* begin Data listing *

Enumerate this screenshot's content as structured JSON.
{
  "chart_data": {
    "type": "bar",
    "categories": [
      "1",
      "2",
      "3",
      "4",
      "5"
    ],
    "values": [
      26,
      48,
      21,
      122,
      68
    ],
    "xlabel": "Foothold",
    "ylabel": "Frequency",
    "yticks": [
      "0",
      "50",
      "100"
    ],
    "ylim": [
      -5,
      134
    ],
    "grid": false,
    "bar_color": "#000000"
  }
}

* end Data listing *

▶ **Task goal**:
Repeat all of the records above exactly as they appear.

▶ **Output of the task**:
Enumerate this screenshot's content as structured JSON.
{
  "chart_data": {
    "type": "bar",
    "categories": [
      "1",
      "2",
      "3",
      "4",
      "5"
    ],
    "values": [
      26,
      48,
      21,
      122,
      68
    ],
    "xlabel": "Foothold",
    "ylabel": "Frequency",
    "yticks": [
      "0",
      "50",
      "100"
    ],
    "ylim": [
      -5,
      134
    ],
    "grid": false,
    "bar_color": "#000000"
  }
}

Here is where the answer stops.